### Data for processing

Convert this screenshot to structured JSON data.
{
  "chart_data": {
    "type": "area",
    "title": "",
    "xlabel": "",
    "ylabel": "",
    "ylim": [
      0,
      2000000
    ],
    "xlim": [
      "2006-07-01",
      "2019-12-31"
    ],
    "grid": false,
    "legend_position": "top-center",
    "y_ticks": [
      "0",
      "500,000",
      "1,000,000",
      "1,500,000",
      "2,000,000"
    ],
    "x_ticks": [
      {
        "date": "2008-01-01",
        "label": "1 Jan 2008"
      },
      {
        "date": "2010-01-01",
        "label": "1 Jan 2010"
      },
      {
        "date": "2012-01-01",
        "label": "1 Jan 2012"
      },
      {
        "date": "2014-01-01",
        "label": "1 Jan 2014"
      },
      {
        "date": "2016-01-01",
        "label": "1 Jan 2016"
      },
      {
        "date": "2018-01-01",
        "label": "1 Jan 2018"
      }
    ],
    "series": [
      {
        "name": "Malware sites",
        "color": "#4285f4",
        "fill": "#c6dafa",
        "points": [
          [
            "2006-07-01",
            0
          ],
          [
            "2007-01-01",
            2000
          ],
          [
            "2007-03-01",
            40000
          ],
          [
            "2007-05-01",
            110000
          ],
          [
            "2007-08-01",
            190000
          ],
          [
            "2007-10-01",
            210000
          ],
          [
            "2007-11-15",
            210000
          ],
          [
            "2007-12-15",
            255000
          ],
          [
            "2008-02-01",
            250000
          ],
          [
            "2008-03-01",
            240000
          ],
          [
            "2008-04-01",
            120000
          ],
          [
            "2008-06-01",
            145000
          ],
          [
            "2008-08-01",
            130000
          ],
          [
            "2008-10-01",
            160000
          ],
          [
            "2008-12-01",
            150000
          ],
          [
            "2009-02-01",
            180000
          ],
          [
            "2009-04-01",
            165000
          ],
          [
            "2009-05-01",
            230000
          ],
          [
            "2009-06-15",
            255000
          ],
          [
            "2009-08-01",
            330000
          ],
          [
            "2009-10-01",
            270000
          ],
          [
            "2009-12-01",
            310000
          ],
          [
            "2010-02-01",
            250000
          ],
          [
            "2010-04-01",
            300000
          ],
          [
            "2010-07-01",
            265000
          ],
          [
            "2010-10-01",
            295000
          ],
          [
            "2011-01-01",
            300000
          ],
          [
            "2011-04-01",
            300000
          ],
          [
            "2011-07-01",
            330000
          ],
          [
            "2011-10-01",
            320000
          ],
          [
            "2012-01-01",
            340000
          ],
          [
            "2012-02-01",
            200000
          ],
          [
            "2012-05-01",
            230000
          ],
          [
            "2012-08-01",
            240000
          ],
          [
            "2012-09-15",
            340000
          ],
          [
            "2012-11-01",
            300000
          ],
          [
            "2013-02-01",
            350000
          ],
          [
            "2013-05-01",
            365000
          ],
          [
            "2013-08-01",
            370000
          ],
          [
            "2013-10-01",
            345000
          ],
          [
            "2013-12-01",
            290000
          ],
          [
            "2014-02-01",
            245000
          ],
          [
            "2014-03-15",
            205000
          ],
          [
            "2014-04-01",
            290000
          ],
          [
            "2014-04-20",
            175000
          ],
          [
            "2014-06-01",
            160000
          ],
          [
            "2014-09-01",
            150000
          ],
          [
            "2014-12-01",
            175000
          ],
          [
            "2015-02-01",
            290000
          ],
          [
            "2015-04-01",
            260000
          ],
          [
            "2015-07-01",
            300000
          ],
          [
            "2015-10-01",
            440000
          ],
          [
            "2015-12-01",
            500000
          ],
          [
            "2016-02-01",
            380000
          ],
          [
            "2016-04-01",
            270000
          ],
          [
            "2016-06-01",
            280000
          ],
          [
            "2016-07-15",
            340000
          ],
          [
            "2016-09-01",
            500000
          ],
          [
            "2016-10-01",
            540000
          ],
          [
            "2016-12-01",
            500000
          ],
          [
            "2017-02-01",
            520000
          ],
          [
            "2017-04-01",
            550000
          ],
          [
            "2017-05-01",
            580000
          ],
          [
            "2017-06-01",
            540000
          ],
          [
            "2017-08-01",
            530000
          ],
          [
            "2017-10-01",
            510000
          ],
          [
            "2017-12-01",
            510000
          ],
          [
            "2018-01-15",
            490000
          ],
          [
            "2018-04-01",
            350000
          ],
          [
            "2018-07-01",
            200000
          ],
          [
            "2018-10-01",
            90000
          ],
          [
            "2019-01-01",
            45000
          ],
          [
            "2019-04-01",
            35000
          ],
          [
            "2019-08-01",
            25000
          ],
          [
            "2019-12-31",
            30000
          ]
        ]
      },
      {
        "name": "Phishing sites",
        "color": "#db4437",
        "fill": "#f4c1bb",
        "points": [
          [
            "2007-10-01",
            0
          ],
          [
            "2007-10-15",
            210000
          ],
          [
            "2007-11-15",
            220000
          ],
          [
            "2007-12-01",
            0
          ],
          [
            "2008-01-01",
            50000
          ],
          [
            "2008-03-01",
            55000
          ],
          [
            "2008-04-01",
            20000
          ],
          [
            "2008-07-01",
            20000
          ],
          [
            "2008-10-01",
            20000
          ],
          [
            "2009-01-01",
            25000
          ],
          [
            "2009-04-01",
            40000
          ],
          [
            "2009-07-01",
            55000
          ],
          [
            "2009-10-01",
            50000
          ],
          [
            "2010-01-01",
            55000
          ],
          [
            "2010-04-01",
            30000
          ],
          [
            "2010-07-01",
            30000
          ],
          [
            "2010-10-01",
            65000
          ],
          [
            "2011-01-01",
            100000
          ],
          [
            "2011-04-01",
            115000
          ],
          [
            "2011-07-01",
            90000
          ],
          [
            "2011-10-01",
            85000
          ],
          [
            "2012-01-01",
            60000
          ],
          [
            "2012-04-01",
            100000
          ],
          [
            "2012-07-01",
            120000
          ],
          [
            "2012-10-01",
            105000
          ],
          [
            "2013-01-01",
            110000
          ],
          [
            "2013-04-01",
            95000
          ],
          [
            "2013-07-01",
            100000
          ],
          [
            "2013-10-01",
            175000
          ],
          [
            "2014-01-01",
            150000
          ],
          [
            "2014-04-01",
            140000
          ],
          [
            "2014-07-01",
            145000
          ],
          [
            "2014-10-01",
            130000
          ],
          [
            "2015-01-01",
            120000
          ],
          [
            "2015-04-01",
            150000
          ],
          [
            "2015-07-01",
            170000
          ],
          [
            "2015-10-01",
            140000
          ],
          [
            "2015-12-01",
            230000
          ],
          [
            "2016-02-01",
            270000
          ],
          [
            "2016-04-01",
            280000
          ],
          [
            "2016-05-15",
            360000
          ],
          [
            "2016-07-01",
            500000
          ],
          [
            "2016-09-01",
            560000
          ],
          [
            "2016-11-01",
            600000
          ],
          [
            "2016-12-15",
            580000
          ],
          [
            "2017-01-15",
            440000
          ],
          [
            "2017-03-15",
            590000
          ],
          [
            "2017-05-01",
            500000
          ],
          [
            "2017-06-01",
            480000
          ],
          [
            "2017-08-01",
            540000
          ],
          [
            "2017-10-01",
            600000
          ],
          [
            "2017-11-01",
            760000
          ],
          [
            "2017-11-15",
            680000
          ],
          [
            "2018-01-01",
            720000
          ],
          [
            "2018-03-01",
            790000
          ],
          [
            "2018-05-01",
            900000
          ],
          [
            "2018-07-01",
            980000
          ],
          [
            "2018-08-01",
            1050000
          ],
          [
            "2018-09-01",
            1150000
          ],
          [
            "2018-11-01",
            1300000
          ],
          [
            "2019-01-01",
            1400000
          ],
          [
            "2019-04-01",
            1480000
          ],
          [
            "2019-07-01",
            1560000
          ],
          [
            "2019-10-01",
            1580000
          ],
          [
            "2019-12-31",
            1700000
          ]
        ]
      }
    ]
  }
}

######

● To be done
Return the material in full, exactly as shown.

● Response below
Convert this screenshot to structured JSON data.
{
  "chart_data": {
    "type": "area",
    "title": "",
    "xlabel": "",
    "ylabel": "",
    "ylim": [
      0,
      2000000
    ],
    "xlim": [
      "2006-07-01",
      "2019-12-31"
    ],
    "grid": false,
    "legend_position": "top-center",
    "y_ticks": [
      "0",
      "500,000",
      "1,000,000",
      "1,500,000",
      "2,000,000"
    ],
    "x_ticks": [
      {
        "date": "2008-01-01",
        "label": "1 Jan 2008"
      },
      {
        "date": "2010-01-01",
        "label": "1 Jan 2010"
      },
      {
        "date": "2012-01-01",
        "label": "1 Jan 2012"
      },
      {
        "date": "2014-01-01",
        "label": "1 Jan 2014"
      },
      {
        "date": "2016-01-01",
        "label": "1 Jan 2016"
      },
      {
        "date": "2018-01-01",
        "label": "1 Jan 2018"
      }
    ],
    "series": [
      {
        "name": "Malware sites",
        "color": "#4285f4",
        "fill": "#c6dafa",
        "points": [
          [
            "2006-07-01",
            0
          ],
          [
            "2007-01-01",
            2000
          ],
          [
            "2007-03-01",
            40000
          ],
          [
            "2007-05-01",
            110000
          ],
          [
            "2007-08-01",
            190000
          ],
          [
            "2007-10-01",
            210000
          ],
          [
            "2007-11-15",
            210000
          ],
          [
            "2007-12-15",
            255000
          ],
          [
            "2008-02-01",
            250000
          ],
          [
            "2008-03-01",
            240000
          ],
          [
            "2008-04-01",
            120000
          ],
          [
            "2008-06-01",
            145000
          ],
          [
            "2008-08-01",
            130000
          ],
          [
            "2008-10-01",
            160000
          ],
          [
            "2008-12-01",
            150000
          ],
          [
            "2009-02-01",
            180000
          ],
          [
            "2009-04-01",
            165000
          ],
          [
            "2009-05-01",
            230000
          ],
          [
            "2009-06-15",
            255000
          ],
          [
            "2009-08-01",
            330000
          ],
          [
            "2009-10-01",
            270000
          ],
          [
            "2009-12-01",
            310000
          ],
          [
            "2010-02-01",
            250000
          ],
          [
            "2010-04-01",
            300000
          ],
          [
            "2010-07-01",
            265000
          ],
          [
            "2010-10-01",
            295000
          ],
          [
            "2011-01-01",
            300000
          ],
          [
            "2011-04-01",
            300000
          ],
          [
            "2011-07-01",
            330000
          ],
          [
            "2011-10-01",
            320000
          ],
          [
            "2012-01-01",
            340000
          ],
          [
            "2012-02-01",
            200000
          ],
          [
            "2012-05-01",
            230000
          ],
          [
            "2012-08-01",
            240000
          ],
          [
            "2012-09-15",
            340000
          ],
          [
            "2012-11-01",
            300000
          ],
          [
            "2013-02-01",
            350000
          ],
          [
            "2013-05-01",
            365000
          ],
          [
            "2013-08-01",
            370000
          ],
          [
            "2013-10-01",
            345000
          ],
          [
            "2013-12-01",
            290000
          ],
          [
            "2014-02-01",
            245000
          ],
          [
            "2014-03-15",
            205000
          ],
          [
            "2014-04-01",
            290000
          ],
          [
            "2014-04-20",
            175000
          ],
          [
            "2014-06-01",
            160000
          ],
          [
            "2014-09-01",
            150000
          ],
          [
            "2014-12-01",
            175000
          ],
          [
            "2015-02-01",
            290000
          ],
          [
            "2015-04-01",
            260000
          ],
          [
            "2015-07-01",
            300000
          ],
          [
            "2015-10-01",
            440000
          ],
          [
            "2015-12-01",
            500000
          ],
          [
            "2016-02-01",
            380000
          ],
          [
            "2016-04-01",
            270000
          ],
          [
            "2016-06-01",
            280000
          ],
          [
            "2016-07-15",
            340000
          ],
          [
            "2016-09-01",
            500000
          ],
          [
            "2016-10-01",
            540000
          ],
          [
            "2016-12-01",
            500000
          ],
          [
            "2017-02-01",
            520000
          ],
          [
            "2017-04-01",
            550000
          ],
          [
            "2017-05-01",
            580000
          ],
          [
            "2017-06-01",
            540000
          ],
          [
            "2017-08-01",
            530000
          ],
          [
            "2017-10-01",
            510000
          ],
          [
            "2017-12-01",
            510000
          ],
          [
            "2018-01-15",
            490000
          ],
          [
            "2018-04-01",
            350000
          ],
          [
            "2018-07-01",
            200000
          ],
          [
            "2018-10-01",
            90000
          ],
          [
            "2019-01-01",
            45000
          ],
          [
            "2019-04-01",
            35000
          ],
          [
            "2019-08-01",
            25000
          ],
          [
            "2019-12-31",
            30000
          ]
        ]
      },
      {
        "name": "Phishing sites",
        "color": "#db4437",
        "fill": "#f4c1bb",
        "points": [
          [
            "2007-10-01",
            0
          ],
          [
            "2007-10-15",
            210000
          ],
          [
            "2007-11-15",
            220000
          ],
          [
            "2007-12-01",
            0
          ],
          [
            "2008-01-01",
            50000
          ],
          [
            "2008-03-01",
            55000
          ],
          [
            "2008-04-01",
            20000
          ],
          [
            "2008-07-01",
            20000
          ],
          [
            "2008-10-01",
            20000
          ],
          [
            "2009-01-01",
            25000
          ],
          [
            "2009-04-01",
            40000
          ],
          [
            "2009-07-01",
            55000
          ],
          [
            "2009-10-01",
            50000
          ],
          [
            "2010-01-01",
            55000
          ],
          [
            "2010-04-01",
            30000
          ],
          [
            "2010-07-01",
            30000
          ],
          [
            "2010-10-01",
            65000
          ],
          [
            "2011-01-01",
            100000
          ],
          [
            "2011-04-01",
            115000
          ],
          [
            "2011-07-01",
            90000
          ],
          [
            "2011-10-01",
            85000
          ],
          [
            "2012-01-01",
            60000
          ],
          [
            "2012-04-01",
            100000
          ],
          [
            "2012-07-01",
            120000
          ],
          [
            "2012-10-01",
            105000
          ],
          [
            "2013-01-01",
            110000
          ],
          [
            "2013-04-01",
            95000
          ],
          [
            "2013-07-01",
            100000
          ],
          [
            "2013-10-01",
            175000
          ],
          [
            "2014-01-01",
            150000
          ],
          [
            "2014-04-01",
            140000
          ],
          [
            "2014-07-01",
            145000
          ],
          [
            "2014-10-01",
            130000
          ],
          [
            "2015-01-01",
            120000
          ],
          [
            "2015-04-01",
            150000
          ],
          [
            "2015-07-01",
            170000
          ],
          [
            "2015-10-01",
            140000
          ],
          [
            "2015-12-01",
            230000
          ],
          [
            "2016-02-01",
            270000
          ],
          [
            "2016-04-01",
            280000
          ],
          [
            "2016-05-15",
            360000
          ],
          [
            "2016-07-01",
            500000
          ],
          [
            "2016-09-01",
            560000
          ],
          [
            "2016-11-01",
            600000
          ],
          [
            "2016-12-15",
            580000
          ],
          [
            "2017-01-15",
            440000
          ],
          [
            "2017-03-15",
            590000
          ],
          [
            "2017-05-01",
            500000
          ],
          [
            "2017-06-01",
            480000
          ],
          [
            "2017-08-01",
            540000
          ],
          [
            "2017-10-01",
            600000
          ],
          [
            "2017-11-01",
            760000
          ],
          [
            "2017-11-15",
            680000
          ],
          [
            "2018-01-01",
            720000
          ],
          [
            "2018-03-01",
            790000
          ],
          [
            "2018-05-01",
            900000
          ],
          [
            "2018-07-01",
            980000
          ],
          [
            "2018-08-01",
            1050000
          ],
          [
            "2018-09-01",
            1150000
          ],
          [
            "2018-11-01",
            1300000
          ],
          [
            "2019-01-01",
            1400000
          ],
          [
            "2019-04-01",
            1480000
          ],
          [
            "2019-07-01",
            1560000
          ],
          [
            "2019-10-01",
            1580000
          ],
          [
            "2019-12-31",
            1700000
          ]
        ]
      }
    ]
  }
}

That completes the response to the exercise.